Output the material below in full, exactly as it is.

(Excerpts from a figure dataset)
- - -

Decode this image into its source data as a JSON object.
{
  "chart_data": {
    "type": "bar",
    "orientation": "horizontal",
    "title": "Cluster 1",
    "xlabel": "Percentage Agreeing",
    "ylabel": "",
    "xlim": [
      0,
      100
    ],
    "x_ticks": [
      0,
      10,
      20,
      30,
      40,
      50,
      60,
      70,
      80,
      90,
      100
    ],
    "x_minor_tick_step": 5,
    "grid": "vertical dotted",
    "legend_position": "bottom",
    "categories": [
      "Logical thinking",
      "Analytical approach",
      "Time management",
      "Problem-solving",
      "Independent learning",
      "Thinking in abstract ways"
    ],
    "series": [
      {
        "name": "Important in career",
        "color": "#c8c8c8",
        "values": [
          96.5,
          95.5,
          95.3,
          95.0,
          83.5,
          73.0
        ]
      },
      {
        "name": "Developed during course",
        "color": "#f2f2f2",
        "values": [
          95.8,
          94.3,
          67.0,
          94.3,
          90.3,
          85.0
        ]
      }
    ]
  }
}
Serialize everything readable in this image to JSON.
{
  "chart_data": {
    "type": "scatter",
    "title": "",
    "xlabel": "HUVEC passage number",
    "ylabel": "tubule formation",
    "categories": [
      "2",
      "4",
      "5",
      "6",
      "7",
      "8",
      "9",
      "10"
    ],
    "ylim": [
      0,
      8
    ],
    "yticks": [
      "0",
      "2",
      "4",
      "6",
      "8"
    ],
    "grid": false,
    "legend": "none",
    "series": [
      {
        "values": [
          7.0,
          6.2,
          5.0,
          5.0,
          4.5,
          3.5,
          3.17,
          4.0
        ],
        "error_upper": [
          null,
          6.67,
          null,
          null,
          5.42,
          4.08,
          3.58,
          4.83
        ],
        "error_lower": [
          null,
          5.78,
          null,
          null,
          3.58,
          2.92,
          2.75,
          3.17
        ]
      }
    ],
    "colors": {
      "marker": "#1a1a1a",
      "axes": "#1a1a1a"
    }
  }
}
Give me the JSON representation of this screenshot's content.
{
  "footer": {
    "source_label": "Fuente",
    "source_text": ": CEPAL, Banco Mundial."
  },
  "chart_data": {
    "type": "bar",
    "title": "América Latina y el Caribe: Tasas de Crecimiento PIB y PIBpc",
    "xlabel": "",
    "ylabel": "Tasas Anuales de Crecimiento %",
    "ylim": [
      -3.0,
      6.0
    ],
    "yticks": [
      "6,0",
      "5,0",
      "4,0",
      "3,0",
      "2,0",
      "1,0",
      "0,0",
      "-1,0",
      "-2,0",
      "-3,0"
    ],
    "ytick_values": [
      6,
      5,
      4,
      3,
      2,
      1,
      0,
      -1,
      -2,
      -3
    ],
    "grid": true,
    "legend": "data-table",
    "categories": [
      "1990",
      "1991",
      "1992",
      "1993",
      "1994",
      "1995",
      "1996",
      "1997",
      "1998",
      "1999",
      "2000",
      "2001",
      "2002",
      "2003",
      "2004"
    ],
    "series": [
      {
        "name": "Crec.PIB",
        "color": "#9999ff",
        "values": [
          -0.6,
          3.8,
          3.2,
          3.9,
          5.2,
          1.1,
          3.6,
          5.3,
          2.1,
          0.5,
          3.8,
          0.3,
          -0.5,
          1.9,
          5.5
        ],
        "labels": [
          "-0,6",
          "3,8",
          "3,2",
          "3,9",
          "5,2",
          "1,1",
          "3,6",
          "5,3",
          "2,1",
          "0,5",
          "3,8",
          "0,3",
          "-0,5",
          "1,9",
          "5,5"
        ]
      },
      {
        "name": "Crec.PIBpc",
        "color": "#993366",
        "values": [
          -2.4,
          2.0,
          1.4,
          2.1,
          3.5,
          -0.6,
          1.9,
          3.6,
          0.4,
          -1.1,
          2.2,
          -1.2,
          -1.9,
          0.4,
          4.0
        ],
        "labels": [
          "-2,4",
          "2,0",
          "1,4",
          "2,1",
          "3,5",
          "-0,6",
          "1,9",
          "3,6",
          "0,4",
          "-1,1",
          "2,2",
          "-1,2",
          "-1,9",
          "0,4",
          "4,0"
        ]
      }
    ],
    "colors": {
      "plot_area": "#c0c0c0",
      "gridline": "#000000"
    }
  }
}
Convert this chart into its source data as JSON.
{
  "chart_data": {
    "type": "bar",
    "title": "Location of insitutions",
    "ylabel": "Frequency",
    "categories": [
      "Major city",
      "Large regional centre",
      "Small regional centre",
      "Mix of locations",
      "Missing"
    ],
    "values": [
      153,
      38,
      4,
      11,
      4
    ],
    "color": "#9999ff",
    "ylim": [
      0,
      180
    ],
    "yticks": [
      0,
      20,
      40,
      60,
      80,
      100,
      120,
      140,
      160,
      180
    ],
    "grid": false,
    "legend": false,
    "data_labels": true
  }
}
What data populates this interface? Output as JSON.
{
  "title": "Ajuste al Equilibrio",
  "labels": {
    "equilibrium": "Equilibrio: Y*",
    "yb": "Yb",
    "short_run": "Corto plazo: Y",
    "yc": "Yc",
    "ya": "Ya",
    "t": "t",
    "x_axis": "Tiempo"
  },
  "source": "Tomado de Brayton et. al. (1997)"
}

- - -

ANSWER FOR THIS EXERCISE
Decode this image into its source data as a JSON object.
{
  "chart_data": {
    "type": "bar",
    "orientation": "horizontal",
    "title": "Cluster 1",
    "xlabel": "Percentage Agreeing",
    "ylabel": "",
    "xlim": [
      0,
      100
    ],
    "x_ticks": [
      0,
      10,
      20,
      30,
      40,
      50,
      60,
      70,
      80,
      90,
      100
    ],
    "x_minor_tick_step": 5,
    "grid": "vertical dotted",
    "legend_position": "bottom",
    "categories": [
      "Logical thinking",
      "Analytical approach",
      "Time management",
      "Problem-solving",
      "Independent learning",
      "Thinking in abstract ways"
    ],
    "series": [
      {
        "name": "Important in career",
        "color": "#c8c8c8",
        "values": [
          96.5,
          95.5,
          95.3,
          95.0,
          83.5,
          73.0
        ]
      },
      {
        "name": "Developed during course",
        "color": "#f2f2f2",
        "values": [
          95.8,
          94.3,
          67.0,
          94.3,
          90.3,
          85.0
        ]
      }
    ]
  }
}
Serialize everything readable in this image to JSON.
{
  "chart_data": {
    "type": "scatter",
    "title": "",
    "xlabel": "HUVEC passage number",
    "ylabel": "tubule formation",
    "categories": [
      "2",
      "4",
      "5",
      "6",
      "7",
      "8",
      "9",
      "10"
    ],
    "ylim": [
      0,
      8
    ],
    "yticks": [
      "0",
      "2",
      "4",
      "6",
      "8"
    ],
    "grid": false,
    "legend": "none",
    "series": [
      {
        "values": [
          7.0,
          6.2,
          5.0,
          5.0,
          4.5,
          3.5,
          3.17,
          4.0
        ],
        "error_upper": [
          null,
          6.67,
          null,
          null,
          5.42,
          4.08,
          3.58,
          4.83
        ],
        "error_lower": [
          null,
          5.78,
          null,
          null,
          3.58,
          2.92,
          2.75,
          3.17
        ]
      }
    ],
    "colors": {
      "marker": "#1a1a1a",
      "axes": "#1a1a1a"
    }
  }
}
Give me the JSON representation of this screenshot's content.
{
  "footer": {
    "source_label": "Fuente",
    "source_text": ": CEPAL, Banco Mundial."
  },
  "chart_data": {
    "type": "bar",
    "title": "América Latina y el Caribe: Tasas de Crecimiento PIB y PIBpc",
    "xlabel": "",
    "ylabel": "Tasas Anuales de Crecimiento %",
    "ylim": [
      -3.0,
      6.0
    ],
    "yticks": [
      "6,0",
      "5,0",
      "4,0",
      "3,0",
      "2,0",
      "1,0",
      "0,0",
      "-1,0",
      "-2,0",
      "-3,0"
    ],
    "ytick_values": [
      6,
      5,
      4,
      3,
      2,
      1,
      0,
      -1,
      -2,
      -3
    ],
    "grid": true,
    "legend": "data-table",
    "categories": [
      "1990",
      "1991",
      "1992",
      "1993",
      "1994",
      "1995",
      "1996",
      "1997",
      "1998",
      "1999",
      "2000",
      "2001",
      "2002",
      "2003",
      "2004"
    ],
    "series": [
      {
        "name": "Crec.PIB",
        "color": "#9999ff",
        "values": [
          -0.6,
          3.8,
          3.2,
          3.9,
          5.2,
          1.1,
          3.6,
          5.3,
          2.1,
          0.5,
          3.8,
          0.3,
          -0.5,
          1.9,
          5.5
        ],
        "labels": [
          "-0,6",
          "3,8",
          "3,2",
          "3,9",
          "5,2",
          "1,1",
          "3,6",
          "5,3",
          "2,1",
          "0,5",
          "3,8",
          "0,3",
          "-0,5",
          "1,9",
          "5,5"
        ]
      },
      {
        "name": "Crec.PIBpc",
        "color": "#993366",
        "values": [
          -2.4,
          2.0,
          1.4,
          2.1,
          3.5,
          -0.6,
          1.9,
          3.6,
          0.4,
          -1.1,
          2.2,
          -1.2,
          -1.9,
          0.4,
          4.0
        ],
        "labels": [
          "-2,4",
          "2,0",
          "1,4",
          "2,1",
          "3,5",
          "-0,6",
          "1,9",
          "3,6",
          "0,4",
          "-1,1",
          "2,2",
          "-1,2",
          "-1,9",
          "0,4",
          "4,0"
        ]
      }
    ],
    "colors": {
      "plot_area": "#c0c0c0",
      "gridline": "#000000"
    }
  }
}
Convert this chart into its source data as JSON.
{
  "chart_data": {
    "type": "bar",
    "title": "Location of insitutions",
    "ylabel": "Frequency",
    "categories": [
      "Major city",
      "Large regional centre",
      "Small regional centre",
      "Mix of locations",
      "Missing"
    ],
    "values": [
      153,
      38,
      4,
      11,
      4
    ],
    "color": "#9999ff",
    "ylim": [
      0,
      180
    ],
    "yticks": [
      0,
      20,
      40,
      60,
      80,
      100,
      120,
      140,
      160,
      180
    ],
    "grid": false,
    "legend": false,
    "data_labels": true
  }
}
What data populates this interface? Output as JSON.
{
  "title": "Ajuste al Equilibrio",
  "labels": {
    "equilibrium": "Equilibrio: Y*",
    "yb": "Yb",
    "short_run": "Corto plazo: Y",
    "yc": "Yc",
    "ya": "Ya",
    "t": "t",
    "x_axis": "Tiempo"
  },
  "source": "Tomado de Brayton et. al. (1997)"
}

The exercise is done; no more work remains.